(Structured figure records)
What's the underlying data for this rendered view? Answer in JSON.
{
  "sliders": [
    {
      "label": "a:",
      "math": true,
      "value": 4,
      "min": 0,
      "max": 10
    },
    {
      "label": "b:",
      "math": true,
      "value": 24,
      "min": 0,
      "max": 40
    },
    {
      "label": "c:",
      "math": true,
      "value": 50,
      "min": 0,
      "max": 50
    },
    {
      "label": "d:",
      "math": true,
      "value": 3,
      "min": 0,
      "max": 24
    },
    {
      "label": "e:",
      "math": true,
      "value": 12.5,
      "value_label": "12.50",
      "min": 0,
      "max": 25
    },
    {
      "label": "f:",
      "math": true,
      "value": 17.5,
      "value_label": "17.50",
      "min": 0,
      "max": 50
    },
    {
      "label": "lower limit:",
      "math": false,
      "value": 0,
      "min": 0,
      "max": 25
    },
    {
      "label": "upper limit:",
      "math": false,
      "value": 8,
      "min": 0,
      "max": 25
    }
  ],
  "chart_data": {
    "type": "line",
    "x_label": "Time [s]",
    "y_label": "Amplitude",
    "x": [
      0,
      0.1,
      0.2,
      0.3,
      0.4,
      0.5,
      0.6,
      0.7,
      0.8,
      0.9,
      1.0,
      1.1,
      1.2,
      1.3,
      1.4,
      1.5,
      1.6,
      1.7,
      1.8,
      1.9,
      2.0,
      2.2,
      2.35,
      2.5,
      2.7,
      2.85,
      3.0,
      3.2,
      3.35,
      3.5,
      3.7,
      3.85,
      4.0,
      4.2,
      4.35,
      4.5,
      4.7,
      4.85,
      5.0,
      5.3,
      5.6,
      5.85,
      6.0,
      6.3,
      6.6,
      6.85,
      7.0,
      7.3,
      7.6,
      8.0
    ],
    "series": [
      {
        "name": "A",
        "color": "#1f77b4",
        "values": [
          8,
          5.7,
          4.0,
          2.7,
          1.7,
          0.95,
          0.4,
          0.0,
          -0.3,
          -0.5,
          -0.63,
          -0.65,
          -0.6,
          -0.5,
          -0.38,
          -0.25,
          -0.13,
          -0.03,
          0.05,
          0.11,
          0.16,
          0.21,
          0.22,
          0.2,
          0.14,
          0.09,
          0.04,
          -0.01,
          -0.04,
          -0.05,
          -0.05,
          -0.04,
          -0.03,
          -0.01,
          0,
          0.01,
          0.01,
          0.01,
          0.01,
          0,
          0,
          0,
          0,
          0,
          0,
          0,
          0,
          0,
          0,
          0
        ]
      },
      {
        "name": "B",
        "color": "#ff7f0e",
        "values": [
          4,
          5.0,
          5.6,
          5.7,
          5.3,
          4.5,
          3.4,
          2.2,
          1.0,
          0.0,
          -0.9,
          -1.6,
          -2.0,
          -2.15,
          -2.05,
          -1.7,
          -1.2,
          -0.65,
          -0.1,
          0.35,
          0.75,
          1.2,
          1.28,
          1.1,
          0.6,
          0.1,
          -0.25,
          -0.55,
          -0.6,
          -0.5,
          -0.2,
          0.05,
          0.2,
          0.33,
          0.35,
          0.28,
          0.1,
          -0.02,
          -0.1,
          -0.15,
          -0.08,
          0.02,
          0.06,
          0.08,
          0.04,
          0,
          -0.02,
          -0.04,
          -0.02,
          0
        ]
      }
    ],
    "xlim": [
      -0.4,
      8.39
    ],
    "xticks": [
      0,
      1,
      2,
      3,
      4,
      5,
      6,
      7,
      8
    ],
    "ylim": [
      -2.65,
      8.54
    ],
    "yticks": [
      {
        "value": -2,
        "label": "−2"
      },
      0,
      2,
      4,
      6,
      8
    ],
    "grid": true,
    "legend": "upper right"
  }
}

### AIM
Write out all the entries exactly.

### OUTPUT FOR THIS EXERCISE
What's the underlying data for this rendered view? Answer in JSON.
{
  "sliders": [
    {
      "label": "a:",
      "math": true,
      "value": 4,
      "min": 0,
      "max": 10
    },
    {
      "label": "b:",
      "math": true,
      "value": 24,
      "min": 0,
      "max": 40
    },
    {
      "label": "c:",
      "math": true,
      "value": 50,
      "min": 0,
      "max": 50
    },
    {
      "label": "d:",
      "math": true,
      "value": 3,
      "min": 0,
      "max": 24
    },
    {
      "label": "e:",
      "math": true,
      "value": 12.5,
      "value_label": "12.50",
      "min": 0,
      "max": 25
    },
    {
      "label": "f:",
      "math": true,
      "value": 17.5,
      "value_label": "17.50",
      "min": 0,
      "max": 50
    },
    {
      "label": "lower limit:",
      "math": false,
      "value": 0,
      "min": 0,
      "max": 25
    },
    {
      "label": "upper limit:",
      "math": false,
      "value": 8,
      "min": 0,
      "max": 25
    }
  ],
  "chart_data": {
    "type": "line",
    "x_label": "Time [s]",
    "y_label": "Amplitude",
    "x": [
      0,
      0.1,
      0.2,
      0.3,
      0.4,
      0.5,
      0.6,
      0.7,
      0.8,
      0.9,
      1.0,
      1.1,
      1.2,
      1.3,
      1.4,
      1.5,
      1.6,
      1.7,
      1.8,
      1.9,
      2.0,
      2.2,
      2.35,
      2.5,
      2.7,
      2.85,
      3.0,
      3.2,
      3.35,
      3.5,
      3.7,
      3.85,
      4.0,
      4.2,
      4.35,
      4.5,
      4.7,
      4.85,
      5.0,
      5.3,
      5.6,
      5.85,
      6.0,
      6.3,
      6.6,
      6.85,
      7.0,
      7.3,
      7.6,
      8.0
    ],
    "series": [
      {
        "name": "A",
        "color": "#1f77b4",
        "values": [
          8,
          5.7,
          4.0,
          2.7,
          1.7,
          0.95,
          0.4,
          0.0,
          -0.3,
          -0.5,
          -0.63,
          -0.65,
          -0.6,
          -0.5,
          -0.38,
          -0.25,
          -0.13,
          -0.03,
          0.05,
          0.11,
          0.16,
          0.21,
          0.22,
          0.2,
          0.14,
          0.09,
          0.04,
          -0.01,
          -0.04,
          -0.05,
          -0.05,
          -0.04,
          -0.03,
          -0.01,
          0,
          0.01,
          0.01,
          0.01,
          0.01,
          0,
          0,
          0,
          0,
          0,
          0,
          0,
          0,
          0,
          0,
          0
        ]
      },
      {
        "name": "B",
        "color": "#ff7f0e",
        "values": [
          4,
          5.0,
          5.6,
          5.7,
          5.3,
          4.5,
          3.4,
          2.2,
          1.0,
          0.0,
          -0.9,
          -1.6,
          -2.0,
          -2.15,
          -2.05,
          -1.7,
          -1.2,
          -0.65,
          -0.1,
          0.35,
          0.75,
          1.2,
          1.28,
          1.1,
          0.6,
          0.1,
          -0.25,
          -0.55,
          -0.6,
          -0.5,
          -0.2,
          0.05,
          0.2,
          0.33,
          0.35,
          0.28,
          0.1,
          -0.02,
          -0.1,
          -0.15,
          -0.08,
          0.02,
          0.06,
          0.08,
          0.04,
          0,
          -0.02,
          -0.04,
          -0.02,
          0
        ]
      }
    ],
    "xlim": [
      -0.4,
      8.39
    ],
    "xticks": [
      0,
      1,
      2,
      3,
      4,
      5,
      6,
      7,
      8
    ],
    "ylim": [
      -2.65,
      8.54
    ],
    "yticks": [
      {
        "value": -2,
        "label": "−2"
      },
      0,
      2,
      4,
      6,
      8
    ],
    "grid": true,
    "legend": "upper right"
  }
}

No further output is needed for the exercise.